[Extracted records]
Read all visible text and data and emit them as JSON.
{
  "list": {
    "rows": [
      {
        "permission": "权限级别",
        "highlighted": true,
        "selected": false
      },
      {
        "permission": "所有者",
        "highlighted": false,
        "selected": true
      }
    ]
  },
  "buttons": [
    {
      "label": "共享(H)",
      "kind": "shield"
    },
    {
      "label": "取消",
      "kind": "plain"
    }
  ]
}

# Aim of the task
Give all the entries again exactly; leave none out.

# Output below
Read all visible text and data and emit them as JSON.
{
  "list": {
    "rows": [
      {
        "permission": "权限级别",
        "highlighted": true,
        "selected": false
      },
      {
        "permission": "所有者",
        "highlighted": false,
        "selected": true
      }
    ]
  },
  "buttons": [
    {
      "label": "共享(H)",
      "kind": "shield"
    },
    {
      "label": "取消",
      "kind": "plain"
    }
  ]
}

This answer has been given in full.